» SET TASK: Look through the material below, count the lines containing the word "treasurer", and state only the count.

» RECORDS PROVIDED:
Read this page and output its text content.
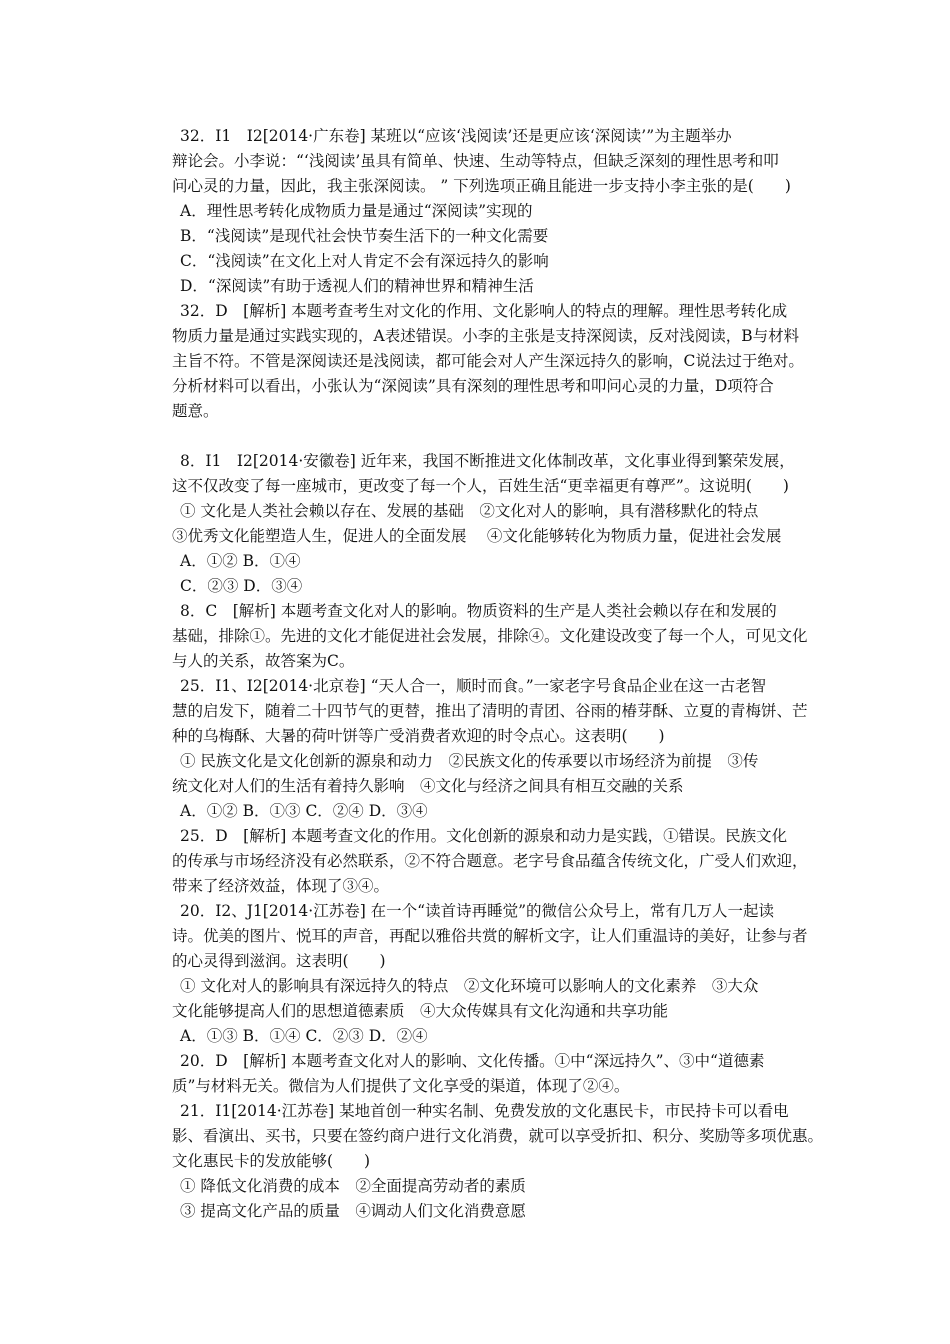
32．I1　I2[2014·广东卷] 某班以“应该‘浅阅读’还是更应该‘深阅读’”为主题举办
辩论会。小李说：“‘浅阅读’虽具有简单、快速、生动等特点，但缺乏深刻的理性思考和叩
问心灵的力量，因此，我主张深阅读。 ” 下列选项正确且能进一步支持小李主张的是(　　)
A．理性思考转化成物质力量是通过“深阅读”实现的
B．“浅阅读”是现代社会快节奏生活下的一种文化需要
C．“浅阅读”在文化上对人肯定不会有深远持久的影响
D．“深阅读”有助于透视人们的精神世界和精神生活
32．D　[解析] 本题考查考生对文化的作用、文化影响人的特点的理解。理性思考转化成
物质力量是通过实践实现的，A表述错误。小李的主张是支持深阅读，反对浅阅读，B与材料
主旨不符。不管是深阅读还是浅阅读，都可能会对人产生深远持久的影响，C说法过于绝对。
分析材料可以看出，小张认为“深阅读”具有深刻的理性思考和叩问心灵的力量，D项符合
题意。
8．I1　I2[2014·安徽卷] 近年来，我国不断推进文化体制改革，文化事业得到繁荣发展，
这不仅改变了每一座城市，更改变了每一个人，百姓生活“更幸福更有尊严”。这说明(　　)
① 文化是人类社会赖以存在、发展的基础　②文化对人的影响，具有潜移默化的特点
③优秀文化能塑造人生，促进人的全面发展　 ④文化能够转化为物质力量，促进社会发展
A．①② B．①④
C．②③ D．③④
8．C　[解析] 本题考查文化对人的影响。物质资料的生产是人类社会赖以存在和发展的
基础，排除①。先进的文化才能促进社会发展，排除④。文化建设改变了每一个人，可见文化
与人的关系，故答案为C。
25．I1、I2[2014·北京卷] “天人合一，顺时而食。”一家老字号食品企业在这一古老智
慧的启发下，随着二十四节气的更替，推出了清明的青团、谷雨的椿芽酥、立夏的青梅饼、芒
种的乌梅酥、大暑的荷叶饼等广受消费者欢迎的时令点心。这表明(　　)
① 民族文化是文化创新的源泉和动力　②民族文化的传承要以市场经济为前提　③传
统文化对人们的生活有着持久影响　④文化与经济之间具有相互交融的关系
A．①② B．①③ C．②④ D．③④
25．D　[解析] 本题考查文化的作用。文化创新的源泉和动力是实践，①错误。民族文化
的传承与市场经济没有必然联系，②不符合题意。老字号食品蕴含传统文化，广受人们欢迎，
带来了经济效益，体现了③④。
20．I2、J1[2014·江苏卷] 在一个“读首诗再睡觉”的微信公众号上，常有几万人一起读
诗。优美的图片、悦耳的声音，再配以雅俗共赏的解析文字，让人们重温诗的美好，让参与者
的心灵得到滋润。这表明(　　)
① 文化对人的影响具有深远持久的特点　②文化环境可以影响人的文化素养　③大众
文化能够提高人们的思想道德素质　④大众传媒具有文化沟通和共享功能
A．①③ B．①④ C．②③ D．②④
20．D　[解析] 本题考查文化对人的影响、文化传播。①中“深远持久”、③中“道德素
质”与材料无关。微信为人们提供了文化享受的渠道，体现了②④。
21．I1[2014·江苏卷] 某地首创一种实名制、免费发放的文化惠民卡，市民持卡可以看电
影、看演出、买书，只要在签约商户进行文化消费，就可以享受折扣、积分、奖励等多项优惠。
文化惠民卡的发放能够(　　)
① 降低文化消费的成本　②全面提高劳动者的素质
③ 提高文化产品的质量　④调动人们文化消费意愿
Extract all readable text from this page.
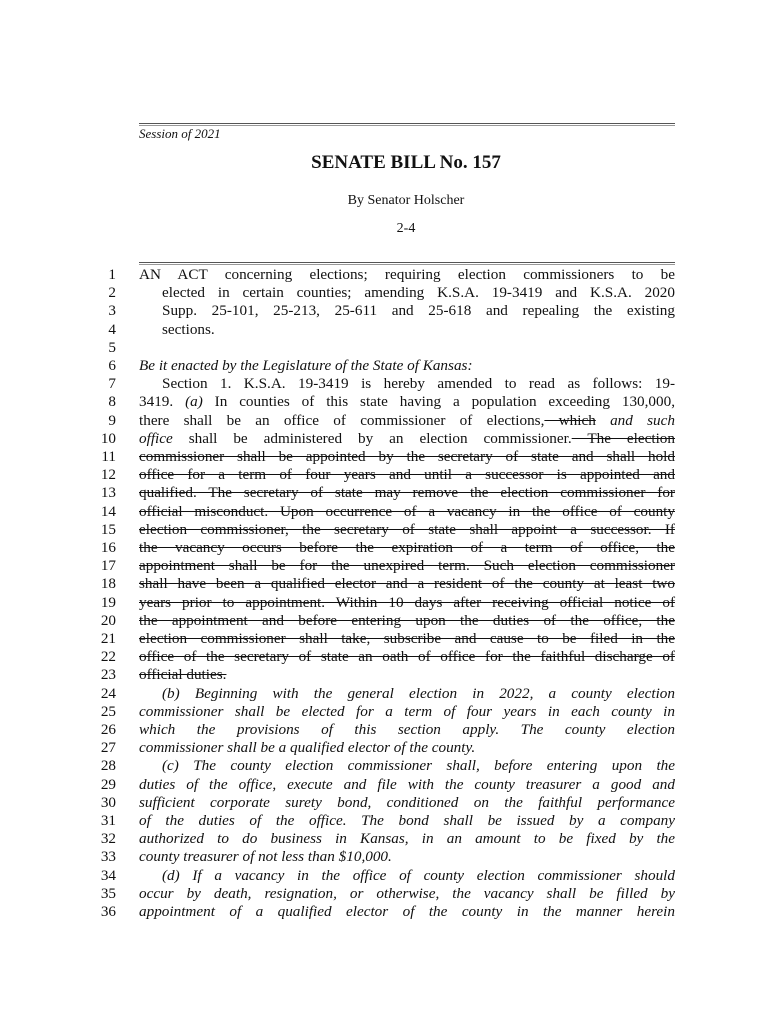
Session of 2021
SENATE BILL No. 157
By Senator Holscher
2-4
1 AN ACT concerning elections; requiring election commissioners to be
2	elected in certain counties; amending K.S.A. 19-3419 and K.S.A. 2020
3	Supp. 25-101, 25-213, 25-611 and 25-618 and repealing the existing
4	sections.
5
6 Be it enacted by the Legislature of the State of Kansas:
7	Section 1. K.S.A. 19-3419 is hereby amended to read as follows: 19-
8 3419. (a) In counties of this state having a population exceeding 130,000,
9 there shall be an office of commissioner of elections, which and such
10 office shall be administered by an election commissioner. The election
11 commissioner shall be appointed by the secretary of state and shall hold
12 office for a term of four years and until a successor is appointed and
13 qualified. The secretary of state may remove the election commissioner for
14 official misconduct. Upon occurrence of a vacancy in the office of county
15 election commissioner, the secretary of state shall appoint a successor. If
16 the vacancy occurs before the expiration of a term of office, the
17 appointment shall be for the unexpired term. Such election commissioner
18 shall have been a qualified elector and a resident of the county at least two
19 years prior to appointment. Within 10 days after receiving official notice of
20 the appointment and before entering upon the duties of the office, the
21 election commissioner shall take, subscribe and cause to be filed in the
22 office of the secretary of state an oath of office for the faithful discharge of
23 official duties.
24	(b) Beginning with the general election in 2022, a county election
25 commissioner shall be elected for a term of four years in each county in
26 which the provisions of this section apply. The county election
27 commissioner shall be a qualified elector of the county.
28	(c) The county election commissioner shall, before entering upon the
29 duties of the office, execute and file with the county treasurer a good and
30 sufficient corporate surety bond, conditioned on the faithful performance
31 of the duties of the office. The bond shall be issued by a company
32 authorized to do business in Kansas, in an amount to be fixed by the
33 county treasurer of not less than $10,000.
34	(d) If a vacancy in the office of county election commissioner should
35 occur by death, resignation, or otherwise, the vacancy shall be filled by
36 appointment of a qualified elector of the county in the manner herein
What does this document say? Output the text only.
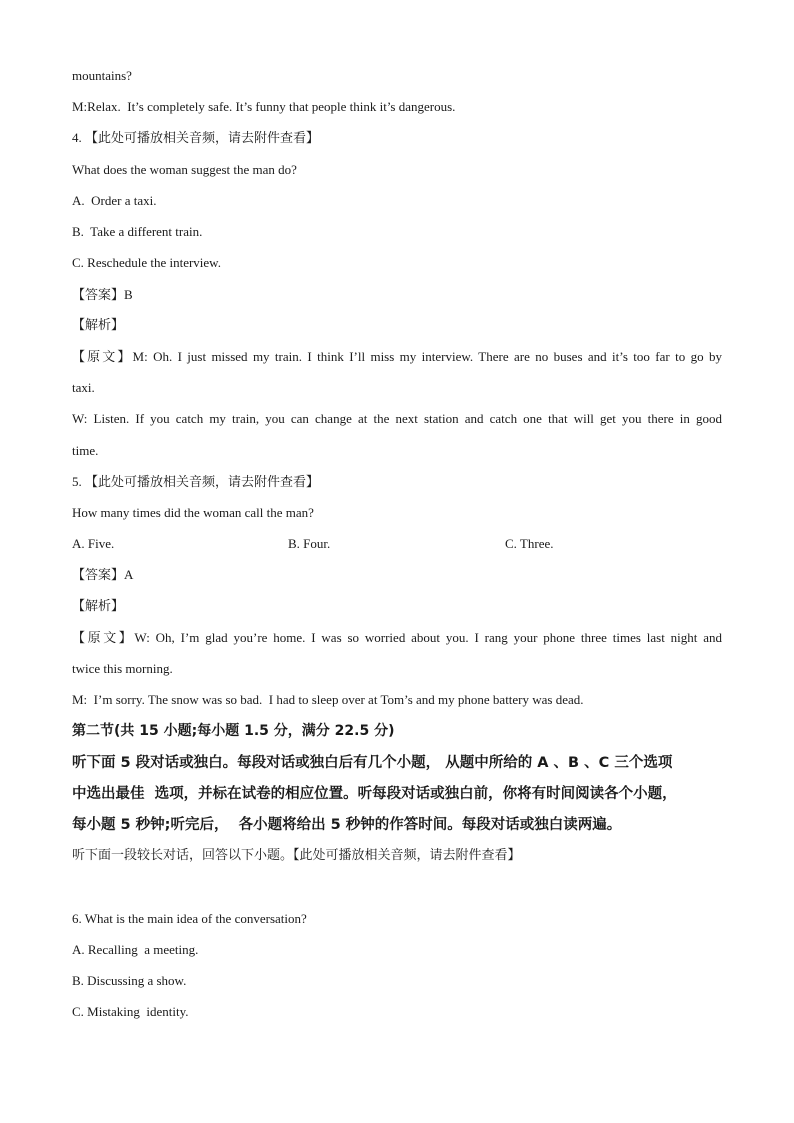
mountains?
M:Relax.  It’s completely safe. It’s funny that people think it’s dangerous.
4. 【此处可播放相关音频，请去附件查看】
What does the woman suggest the man do?
A.  Order a taxi.
B.  Take a different train.
C. Reschedule the interview.
【答案】B
【解析】
【原文】M: Oh. I just missed my train. I think I’ll miss my interview. There are no buses and it’s too far to go by
taxi.
W: Listen. If you catch my train, you can change at the next station and catch one that will get you there in good
time.
5. 【此处可播放相关音频，请去附件查看】
How many times did the woman call the man?
A. Five.	B. Four.	C. Three.
【答案】A
【解析】
【原文】W: Oh, I’m glad you’re home. I was so worried about you. I rang your phone three times last night and
twice this morning.
M:  I’m sorry. The snow was so bad.  I had to sleep over at Tom’s and my phone battery was dead.
第二节(共 15 小题;每小题 1.5 分，满分 22.5 分)
听下面 5 段对话或独白。每段对话或独白后有几个小题， 从题中所给的 A 、B 、C 三个选项
中选出最佳  选项，并标在试卷的相应位置。听每段对话或独白前，你将有时间阅读各个小题，
每小题 5 秒钟;听完后，  各小题将给出 5 秒钟的作答时间。每段对话或独白读两遍。
听下面一段较长对话，回答以下小题。【此处可播放相关音频，请去附件查看】
6. What is the main idea of the conversation?
A. Recalling  a meeting.
B. Discussing a show.
C. Mistaking  identity.
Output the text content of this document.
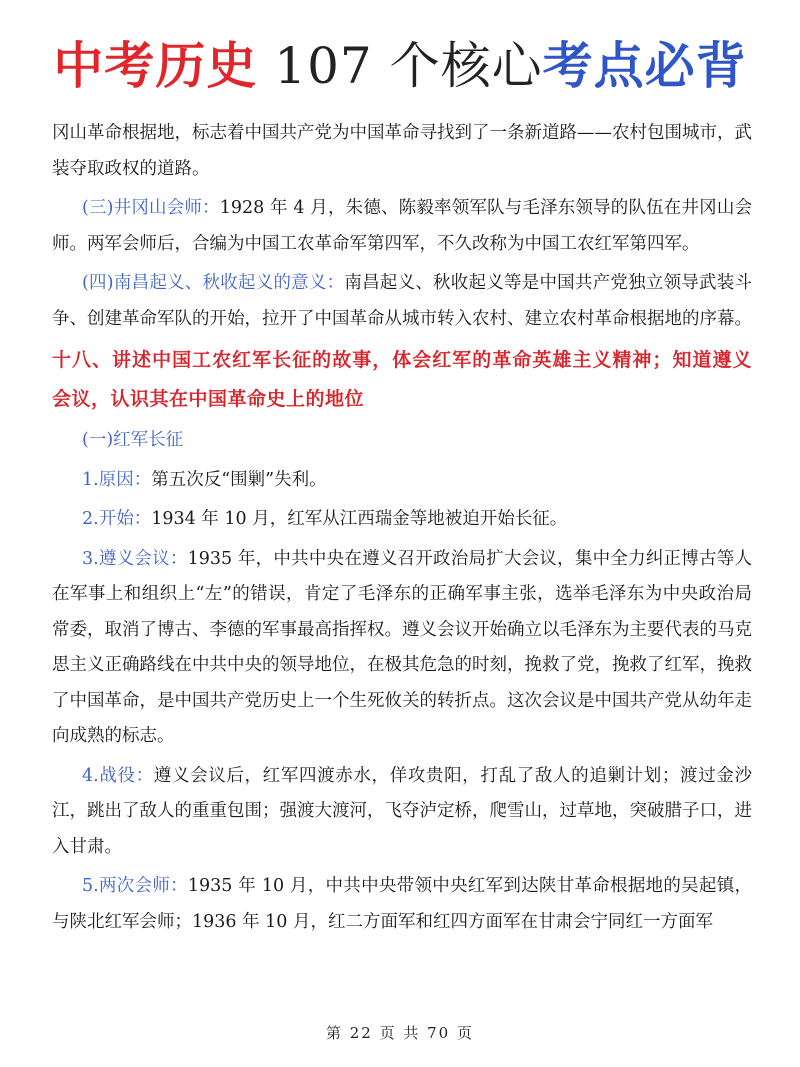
中考历史 107 个核心考点必背

冈山革命根据地，标志着中国共产党为中国革命寻找到了一条新道路——农村包围城市，武装夺取政权的道路。

(三)井冈山会师：1928 年 4 月，朱德、陈毅率领军队与毛泽东领导的队伍在井冈山会师。两军会师后，合编为中国工农革命军第四军，不久改称为中国工农红军第四军。

(四)南昌起义、秋收起义的意义：南昌起义、秋收起义等是中国共产党独立领导武装斗争、创建革命军队的开始，拉开了中国革命从城市转入农村、建立农村革命根据地的序幕。

十八、讲述中国工农红军长征的故事，体会红军的革命英雄主义精神；知道遵义会议，认识其在中国革命史上的地位

(一)红军长征

1.原因：第五次反“围剿”失利。

2.开始：1934 年 10 月，红军从江西瑞金等地被迫开始长征。

3.遵义会议：1935 年，中共中央在遵义召开政治局扩大会议，集中全力纠正博古等人在军事上和组织上“左”的错误，肯定了毛泽东的正确军事主张，选举毛泽东为中央政治局常委，取消了博古、李德的军事最高指挥权。遵义会议开始确立以毛泽东为主要代表的马克思主义正确路线在中共中央的领导地位，在极其危急的时刻，挽救了党，挽救了红军，挽救了中国革命，是中国共产党历史上一个生死攸关的转折点。这次会议是中国共产党从幼年走向成熟的标志。

4.战役：遵义会议后，红军四渡赤水，佯攻贵阳，打乱了敌人的追剿计划；渡过金沙江，跳出了敌人的重重包围；强渡大渡河，飞夺泸定桥，爬雪山，过草地，突破腊子口，进入甘肃。

5.两次会师：1935 年 10 月，中共中央带领中央红军到达陕甘革命根据地的吴起镇，与陕北红军会师；1936 年 10 月，红二方面军和红四方面军在甘肃会宁同红一方面军

第 22 页 共 70 页
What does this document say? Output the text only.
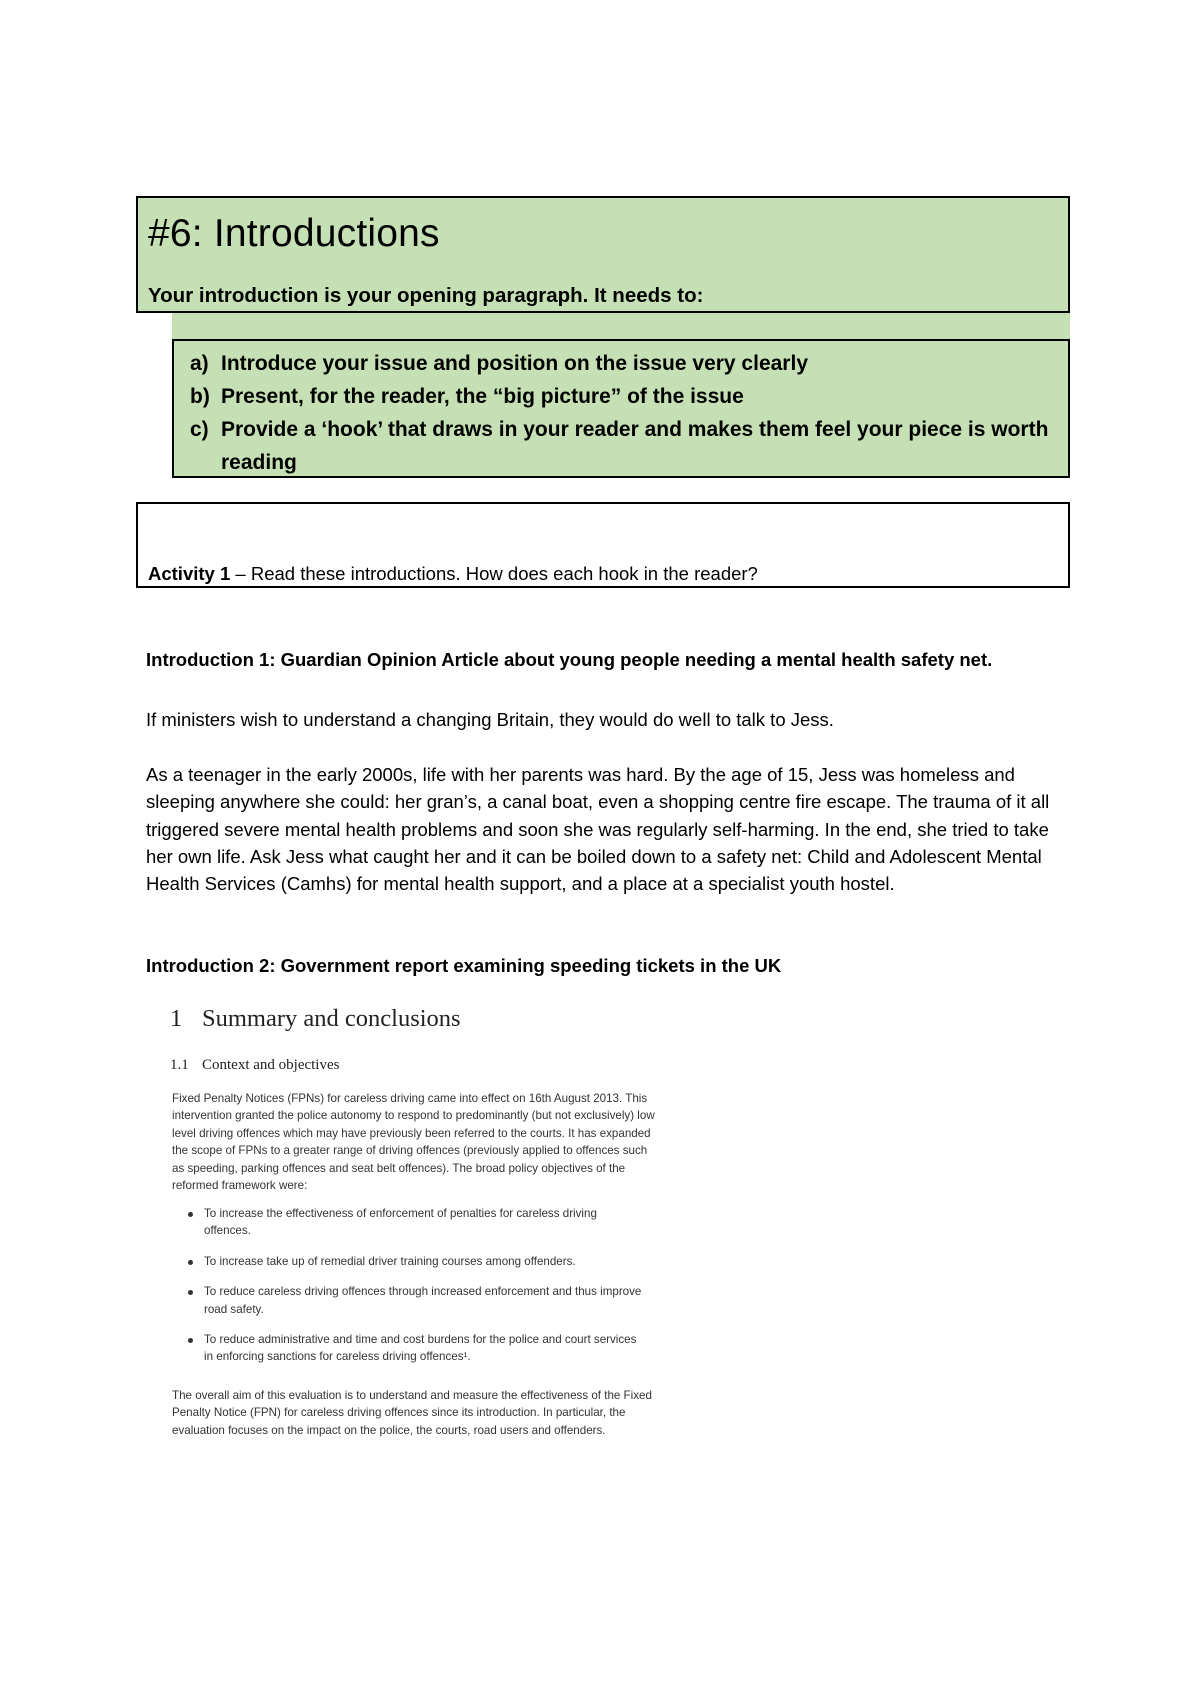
#6: Introductions
Your introduction is your opening paragraph. It needs to:
a) Introduce your issue and position on the issue very clearly
b) Present, for the reader, the “big picture” of the issue
c) Provide a ‘hook’ that draws in your reader and makes them feel your piece is worth reading
Activity 1 – Read these introductions. How does each hook in the reader?
Introduction 1: Guardian Opinion Article about young people needing a mental health safety net.
If ministers wish to understand a changing Britain, they would do well to talk to Jess.
As a teenager in the early 2000s, life with her parents was hard. By the age of 15, Jess was homeless and sleeping anywhere she could: her gran’s, a canal boat, even a shopping centre fire escape. The trauma of it all triggered severe mental health problems and soon she was regularly self-harming. In the end, she tried to take her own life. Ask Jess what caught her and it can be boiled down to a safety net: Child and Adolescent Mental Health Services (Camhs) for mental health support, and a place at a specialist youth hostel.
Introduction 2: Government report examining speeding tickets in the UK
1 Summary and conclusions
1.1 Context and objectives
Fixed Penalty Notices (FPNs) for careless driving came into effect on 16th August 2013. This intervention granted the police autonomy to respond to predominantly (but not exclusively) low level driving offences which may have previously been referred to the courts. It has expanded the scope of FPNs to a greater range of driving offences (previously applied to offences such as speeding, parking offences and seat belt offences). The broad policy objectives of the reformed framework were:
To increase the effectiveness of enforcement of penalties for careless driving offences.
To increase take up of remedial driver training courses among offenders.
To reduce careless driving offences through increased enforcement and thus improve road safety.
To reduce administrative and time and cost burdens for the police and court services in enforcing sanctions for careless driving offences¹.
The overall aim of this evaluation is to understand and measure the effectiveness of the Fixed Penalty Notice (FPN) for careless driving offences since its introduction. In particular, the evaluation focuses on the impact on the police, the courts, road users and offenders.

» REPLY: 2